▶ Your task:
Take each line that has the word "bottom" and return it.

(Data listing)
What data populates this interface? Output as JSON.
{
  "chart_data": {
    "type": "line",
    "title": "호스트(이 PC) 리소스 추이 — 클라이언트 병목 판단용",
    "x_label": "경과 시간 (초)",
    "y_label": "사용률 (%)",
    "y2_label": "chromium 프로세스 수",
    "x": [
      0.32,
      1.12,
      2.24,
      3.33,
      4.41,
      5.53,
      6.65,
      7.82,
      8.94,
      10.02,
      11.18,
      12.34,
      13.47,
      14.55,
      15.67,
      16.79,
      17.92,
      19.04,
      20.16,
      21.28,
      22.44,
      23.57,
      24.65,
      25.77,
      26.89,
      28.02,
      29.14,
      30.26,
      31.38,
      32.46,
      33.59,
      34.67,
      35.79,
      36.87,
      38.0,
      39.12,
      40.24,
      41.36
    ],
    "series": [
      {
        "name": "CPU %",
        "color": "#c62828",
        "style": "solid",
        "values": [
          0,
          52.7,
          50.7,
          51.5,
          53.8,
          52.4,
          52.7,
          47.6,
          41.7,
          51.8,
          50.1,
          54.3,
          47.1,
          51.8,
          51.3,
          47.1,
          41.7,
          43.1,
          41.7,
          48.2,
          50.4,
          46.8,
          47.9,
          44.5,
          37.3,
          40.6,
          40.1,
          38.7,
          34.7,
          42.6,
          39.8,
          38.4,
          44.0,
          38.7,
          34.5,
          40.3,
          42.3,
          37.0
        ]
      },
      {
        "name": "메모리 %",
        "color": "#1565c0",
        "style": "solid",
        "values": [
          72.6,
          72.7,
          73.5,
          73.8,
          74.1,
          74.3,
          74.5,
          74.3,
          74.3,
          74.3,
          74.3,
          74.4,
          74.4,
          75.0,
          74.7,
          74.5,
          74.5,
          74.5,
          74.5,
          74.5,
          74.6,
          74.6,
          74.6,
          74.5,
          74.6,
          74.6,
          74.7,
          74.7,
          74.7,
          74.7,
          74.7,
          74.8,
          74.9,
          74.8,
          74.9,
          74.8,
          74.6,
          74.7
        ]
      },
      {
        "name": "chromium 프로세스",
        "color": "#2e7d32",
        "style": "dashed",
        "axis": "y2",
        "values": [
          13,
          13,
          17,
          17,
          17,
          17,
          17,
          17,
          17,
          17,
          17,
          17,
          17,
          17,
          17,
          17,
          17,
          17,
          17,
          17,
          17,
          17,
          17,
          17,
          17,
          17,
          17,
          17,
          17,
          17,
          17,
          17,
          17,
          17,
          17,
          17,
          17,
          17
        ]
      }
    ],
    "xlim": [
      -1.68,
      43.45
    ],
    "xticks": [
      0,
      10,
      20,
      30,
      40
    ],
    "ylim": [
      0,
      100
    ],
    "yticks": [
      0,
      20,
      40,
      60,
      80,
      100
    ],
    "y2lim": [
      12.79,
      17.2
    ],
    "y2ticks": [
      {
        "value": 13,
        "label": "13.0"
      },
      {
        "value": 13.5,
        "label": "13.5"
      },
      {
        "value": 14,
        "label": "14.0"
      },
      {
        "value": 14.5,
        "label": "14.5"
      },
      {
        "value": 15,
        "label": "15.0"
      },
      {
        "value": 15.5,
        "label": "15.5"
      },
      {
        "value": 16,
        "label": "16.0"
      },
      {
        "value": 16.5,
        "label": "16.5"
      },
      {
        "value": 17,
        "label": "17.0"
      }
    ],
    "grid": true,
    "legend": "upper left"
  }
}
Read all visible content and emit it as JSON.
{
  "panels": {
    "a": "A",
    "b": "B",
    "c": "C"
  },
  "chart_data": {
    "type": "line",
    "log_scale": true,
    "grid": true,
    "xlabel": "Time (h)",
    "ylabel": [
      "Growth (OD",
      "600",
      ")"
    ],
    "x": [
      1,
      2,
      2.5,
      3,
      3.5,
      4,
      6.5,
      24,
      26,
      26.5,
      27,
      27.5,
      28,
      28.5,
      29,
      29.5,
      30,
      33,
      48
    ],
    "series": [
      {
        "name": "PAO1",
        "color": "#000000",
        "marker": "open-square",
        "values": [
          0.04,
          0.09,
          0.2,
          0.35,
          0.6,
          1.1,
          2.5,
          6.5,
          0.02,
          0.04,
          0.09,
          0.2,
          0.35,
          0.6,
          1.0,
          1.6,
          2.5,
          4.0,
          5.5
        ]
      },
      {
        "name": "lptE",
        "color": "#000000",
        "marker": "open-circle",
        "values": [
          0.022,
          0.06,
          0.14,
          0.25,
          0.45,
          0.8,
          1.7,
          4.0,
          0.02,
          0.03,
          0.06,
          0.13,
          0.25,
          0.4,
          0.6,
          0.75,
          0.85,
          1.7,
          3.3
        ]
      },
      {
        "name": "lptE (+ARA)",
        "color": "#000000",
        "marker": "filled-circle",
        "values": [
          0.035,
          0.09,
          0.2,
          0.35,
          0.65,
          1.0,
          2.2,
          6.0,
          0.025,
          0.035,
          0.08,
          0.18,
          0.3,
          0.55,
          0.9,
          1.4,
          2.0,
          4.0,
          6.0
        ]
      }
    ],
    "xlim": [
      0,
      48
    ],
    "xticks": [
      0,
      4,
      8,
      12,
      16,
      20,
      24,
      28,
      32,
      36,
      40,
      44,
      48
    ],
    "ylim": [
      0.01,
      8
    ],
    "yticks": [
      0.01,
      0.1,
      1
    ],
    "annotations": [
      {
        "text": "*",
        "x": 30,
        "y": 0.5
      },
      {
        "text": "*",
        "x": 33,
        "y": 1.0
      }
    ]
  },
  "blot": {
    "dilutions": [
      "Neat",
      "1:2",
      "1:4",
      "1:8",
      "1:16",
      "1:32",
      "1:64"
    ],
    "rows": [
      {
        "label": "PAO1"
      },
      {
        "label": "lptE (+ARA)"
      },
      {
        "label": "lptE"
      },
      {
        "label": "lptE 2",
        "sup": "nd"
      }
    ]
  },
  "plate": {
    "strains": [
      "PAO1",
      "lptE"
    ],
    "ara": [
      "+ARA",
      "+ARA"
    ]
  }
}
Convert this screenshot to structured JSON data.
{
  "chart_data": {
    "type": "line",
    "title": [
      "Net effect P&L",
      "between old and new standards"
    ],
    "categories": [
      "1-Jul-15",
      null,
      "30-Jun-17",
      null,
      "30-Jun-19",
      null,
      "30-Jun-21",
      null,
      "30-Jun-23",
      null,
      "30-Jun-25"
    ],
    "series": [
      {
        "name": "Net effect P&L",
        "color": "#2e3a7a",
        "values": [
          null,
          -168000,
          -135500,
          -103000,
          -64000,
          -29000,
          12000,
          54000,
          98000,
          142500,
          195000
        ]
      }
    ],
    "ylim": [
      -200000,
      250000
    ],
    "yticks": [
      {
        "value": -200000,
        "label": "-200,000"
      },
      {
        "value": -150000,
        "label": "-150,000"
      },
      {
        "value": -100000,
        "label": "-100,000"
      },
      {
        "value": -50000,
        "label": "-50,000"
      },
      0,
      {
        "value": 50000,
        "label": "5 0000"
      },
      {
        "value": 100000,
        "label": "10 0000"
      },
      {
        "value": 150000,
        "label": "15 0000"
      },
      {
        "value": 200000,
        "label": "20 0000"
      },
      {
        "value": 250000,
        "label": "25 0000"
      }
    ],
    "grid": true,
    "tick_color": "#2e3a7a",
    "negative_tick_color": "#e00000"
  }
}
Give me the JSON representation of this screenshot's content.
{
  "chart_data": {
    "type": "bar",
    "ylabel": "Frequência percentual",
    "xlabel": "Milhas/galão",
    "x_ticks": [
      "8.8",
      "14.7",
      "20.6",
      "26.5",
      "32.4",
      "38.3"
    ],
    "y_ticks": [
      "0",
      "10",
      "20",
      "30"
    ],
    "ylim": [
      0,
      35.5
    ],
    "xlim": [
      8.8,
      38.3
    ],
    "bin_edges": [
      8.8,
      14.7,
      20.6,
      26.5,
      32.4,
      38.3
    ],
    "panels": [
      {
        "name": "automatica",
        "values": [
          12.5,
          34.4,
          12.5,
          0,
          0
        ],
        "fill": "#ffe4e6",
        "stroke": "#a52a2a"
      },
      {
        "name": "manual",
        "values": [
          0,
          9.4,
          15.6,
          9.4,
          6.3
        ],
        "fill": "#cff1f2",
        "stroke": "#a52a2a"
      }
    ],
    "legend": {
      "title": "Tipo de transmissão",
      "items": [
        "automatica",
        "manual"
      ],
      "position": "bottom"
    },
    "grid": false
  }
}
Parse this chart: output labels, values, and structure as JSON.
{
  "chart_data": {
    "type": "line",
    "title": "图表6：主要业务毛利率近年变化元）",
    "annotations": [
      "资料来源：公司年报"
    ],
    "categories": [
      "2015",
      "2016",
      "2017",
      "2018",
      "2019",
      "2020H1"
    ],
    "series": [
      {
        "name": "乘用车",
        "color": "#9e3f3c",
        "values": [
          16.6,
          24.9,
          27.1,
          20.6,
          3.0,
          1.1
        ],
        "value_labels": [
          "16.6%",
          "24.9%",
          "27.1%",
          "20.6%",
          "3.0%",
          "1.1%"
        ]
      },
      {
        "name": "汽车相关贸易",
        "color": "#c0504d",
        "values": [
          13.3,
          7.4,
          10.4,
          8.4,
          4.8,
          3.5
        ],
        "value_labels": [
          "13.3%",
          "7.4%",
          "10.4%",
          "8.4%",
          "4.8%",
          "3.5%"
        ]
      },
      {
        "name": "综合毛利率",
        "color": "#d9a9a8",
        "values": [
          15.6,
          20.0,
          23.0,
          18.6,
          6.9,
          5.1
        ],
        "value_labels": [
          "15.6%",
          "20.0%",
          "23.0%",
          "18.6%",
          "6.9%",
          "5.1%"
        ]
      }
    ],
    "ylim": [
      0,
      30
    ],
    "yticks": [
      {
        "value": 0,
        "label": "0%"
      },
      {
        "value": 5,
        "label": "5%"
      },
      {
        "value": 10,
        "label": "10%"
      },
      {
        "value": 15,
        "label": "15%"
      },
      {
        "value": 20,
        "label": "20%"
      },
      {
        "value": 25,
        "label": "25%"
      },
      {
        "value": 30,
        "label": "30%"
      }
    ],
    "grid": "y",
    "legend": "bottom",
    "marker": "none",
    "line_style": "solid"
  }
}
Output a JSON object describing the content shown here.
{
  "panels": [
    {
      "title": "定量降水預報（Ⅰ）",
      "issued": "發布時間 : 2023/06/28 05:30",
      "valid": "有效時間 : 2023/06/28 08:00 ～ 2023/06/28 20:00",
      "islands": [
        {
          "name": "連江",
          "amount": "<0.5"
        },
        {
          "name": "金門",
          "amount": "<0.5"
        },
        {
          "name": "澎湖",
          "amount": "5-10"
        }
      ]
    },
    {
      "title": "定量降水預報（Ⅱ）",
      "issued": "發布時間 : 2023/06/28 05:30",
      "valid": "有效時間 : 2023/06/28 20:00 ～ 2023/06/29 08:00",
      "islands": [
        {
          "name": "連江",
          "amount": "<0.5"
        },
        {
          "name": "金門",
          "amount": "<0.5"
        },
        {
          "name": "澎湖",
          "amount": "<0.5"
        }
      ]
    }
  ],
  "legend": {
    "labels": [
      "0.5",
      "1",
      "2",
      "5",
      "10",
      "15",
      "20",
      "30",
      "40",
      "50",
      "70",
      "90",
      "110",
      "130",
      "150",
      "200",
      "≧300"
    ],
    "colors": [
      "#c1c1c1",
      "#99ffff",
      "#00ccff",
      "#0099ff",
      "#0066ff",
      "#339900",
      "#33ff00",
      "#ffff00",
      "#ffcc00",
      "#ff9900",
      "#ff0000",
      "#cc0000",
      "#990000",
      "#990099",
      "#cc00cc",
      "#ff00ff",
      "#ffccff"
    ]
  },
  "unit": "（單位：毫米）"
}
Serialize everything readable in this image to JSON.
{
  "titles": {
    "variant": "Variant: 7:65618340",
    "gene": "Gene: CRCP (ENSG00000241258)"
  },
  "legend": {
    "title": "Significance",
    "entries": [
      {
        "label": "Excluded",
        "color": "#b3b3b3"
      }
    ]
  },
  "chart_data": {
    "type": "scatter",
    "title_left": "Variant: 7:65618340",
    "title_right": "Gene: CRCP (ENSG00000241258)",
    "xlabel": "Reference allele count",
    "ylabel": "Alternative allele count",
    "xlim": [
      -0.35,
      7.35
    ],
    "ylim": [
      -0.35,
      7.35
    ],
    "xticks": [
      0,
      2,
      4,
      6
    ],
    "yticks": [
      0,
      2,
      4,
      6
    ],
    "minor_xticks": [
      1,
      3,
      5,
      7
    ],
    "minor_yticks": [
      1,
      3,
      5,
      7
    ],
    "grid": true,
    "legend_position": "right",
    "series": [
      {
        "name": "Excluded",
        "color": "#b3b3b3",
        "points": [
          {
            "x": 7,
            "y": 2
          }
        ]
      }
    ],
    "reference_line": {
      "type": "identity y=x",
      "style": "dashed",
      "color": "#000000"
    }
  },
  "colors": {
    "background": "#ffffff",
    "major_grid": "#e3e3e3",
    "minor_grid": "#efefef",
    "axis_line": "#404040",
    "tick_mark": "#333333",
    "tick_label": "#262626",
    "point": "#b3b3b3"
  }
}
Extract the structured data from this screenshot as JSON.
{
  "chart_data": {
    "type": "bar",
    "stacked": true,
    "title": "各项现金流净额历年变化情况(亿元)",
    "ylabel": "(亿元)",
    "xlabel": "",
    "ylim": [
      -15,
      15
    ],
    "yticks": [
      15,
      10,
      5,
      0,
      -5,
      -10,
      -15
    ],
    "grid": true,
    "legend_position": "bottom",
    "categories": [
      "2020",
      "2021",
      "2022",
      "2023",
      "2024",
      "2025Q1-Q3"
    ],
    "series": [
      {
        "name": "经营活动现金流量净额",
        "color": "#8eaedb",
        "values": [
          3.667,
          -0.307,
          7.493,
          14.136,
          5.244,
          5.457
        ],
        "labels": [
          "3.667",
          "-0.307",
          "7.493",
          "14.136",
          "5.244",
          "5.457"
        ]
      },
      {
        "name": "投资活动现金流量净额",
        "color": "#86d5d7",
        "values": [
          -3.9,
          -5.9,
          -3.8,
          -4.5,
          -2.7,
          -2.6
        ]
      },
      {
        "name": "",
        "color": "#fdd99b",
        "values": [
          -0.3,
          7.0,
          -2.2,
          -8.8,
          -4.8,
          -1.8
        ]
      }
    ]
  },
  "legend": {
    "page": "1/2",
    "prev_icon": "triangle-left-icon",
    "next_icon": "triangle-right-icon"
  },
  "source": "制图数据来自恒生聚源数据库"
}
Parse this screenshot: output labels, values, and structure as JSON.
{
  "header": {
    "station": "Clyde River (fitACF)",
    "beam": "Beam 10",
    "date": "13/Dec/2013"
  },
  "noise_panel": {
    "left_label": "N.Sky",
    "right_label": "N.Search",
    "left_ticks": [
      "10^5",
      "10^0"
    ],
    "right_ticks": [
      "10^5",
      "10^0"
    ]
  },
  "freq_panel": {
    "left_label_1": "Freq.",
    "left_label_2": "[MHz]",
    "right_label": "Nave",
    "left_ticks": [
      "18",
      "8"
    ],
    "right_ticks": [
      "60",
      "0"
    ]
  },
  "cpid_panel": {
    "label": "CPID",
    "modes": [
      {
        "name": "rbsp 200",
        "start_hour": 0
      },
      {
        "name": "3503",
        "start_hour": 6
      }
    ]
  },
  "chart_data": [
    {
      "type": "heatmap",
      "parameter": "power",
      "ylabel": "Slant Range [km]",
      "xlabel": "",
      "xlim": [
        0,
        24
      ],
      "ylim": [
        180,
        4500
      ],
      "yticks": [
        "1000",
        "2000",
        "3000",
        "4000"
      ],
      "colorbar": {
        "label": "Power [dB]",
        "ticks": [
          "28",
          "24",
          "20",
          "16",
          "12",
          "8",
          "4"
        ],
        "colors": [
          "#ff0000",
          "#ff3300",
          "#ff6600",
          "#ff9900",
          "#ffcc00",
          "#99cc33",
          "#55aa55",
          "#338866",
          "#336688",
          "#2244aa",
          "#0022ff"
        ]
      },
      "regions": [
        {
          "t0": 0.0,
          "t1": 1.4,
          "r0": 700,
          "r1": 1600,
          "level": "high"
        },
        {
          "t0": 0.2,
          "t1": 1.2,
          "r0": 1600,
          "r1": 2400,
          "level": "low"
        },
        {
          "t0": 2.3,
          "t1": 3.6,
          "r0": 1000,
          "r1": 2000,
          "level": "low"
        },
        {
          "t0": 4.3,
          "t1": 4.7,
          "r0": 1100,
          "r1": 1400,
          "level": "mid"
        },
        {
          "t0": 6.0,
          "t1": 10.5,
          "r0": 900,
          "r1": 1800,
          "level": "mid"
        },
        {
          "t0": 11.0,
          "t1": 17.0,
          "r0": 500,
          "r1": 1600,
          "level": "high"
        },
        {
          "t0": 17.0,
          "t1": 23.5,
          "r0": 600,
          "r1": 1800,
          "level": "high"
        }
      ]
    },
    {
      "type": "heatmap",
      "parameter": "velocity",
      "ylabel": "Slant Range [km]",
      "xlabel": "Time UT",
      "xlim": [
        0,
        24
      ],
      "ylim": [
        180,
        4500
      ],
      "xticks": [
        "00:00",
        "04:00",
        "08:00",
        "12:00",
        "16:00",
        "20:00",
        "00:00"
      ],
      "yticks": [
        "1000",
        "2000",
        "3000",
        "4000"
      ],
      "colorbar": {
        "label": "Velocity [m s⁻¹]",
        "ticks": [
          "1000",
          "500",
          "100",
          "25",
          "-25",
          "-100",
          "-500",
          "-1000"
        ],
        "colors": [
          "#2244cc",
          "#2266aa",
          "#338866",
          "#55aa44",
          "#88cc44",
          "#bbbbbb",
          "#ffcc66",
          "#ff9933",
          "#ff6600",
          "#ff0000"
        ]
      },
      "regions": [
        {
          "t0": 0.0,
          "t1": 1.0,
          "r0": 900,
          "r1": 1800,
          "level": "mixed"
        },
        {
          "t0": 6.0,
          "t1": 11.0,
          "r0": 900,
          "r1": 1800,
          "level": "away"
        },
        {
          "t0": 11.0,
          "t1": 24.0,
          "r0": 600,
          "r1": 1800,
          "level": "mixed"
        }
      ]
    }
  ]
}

▶ Solution:
      "position": "bottom"
    "legend": "bottom",
    "legend_position": "bottom",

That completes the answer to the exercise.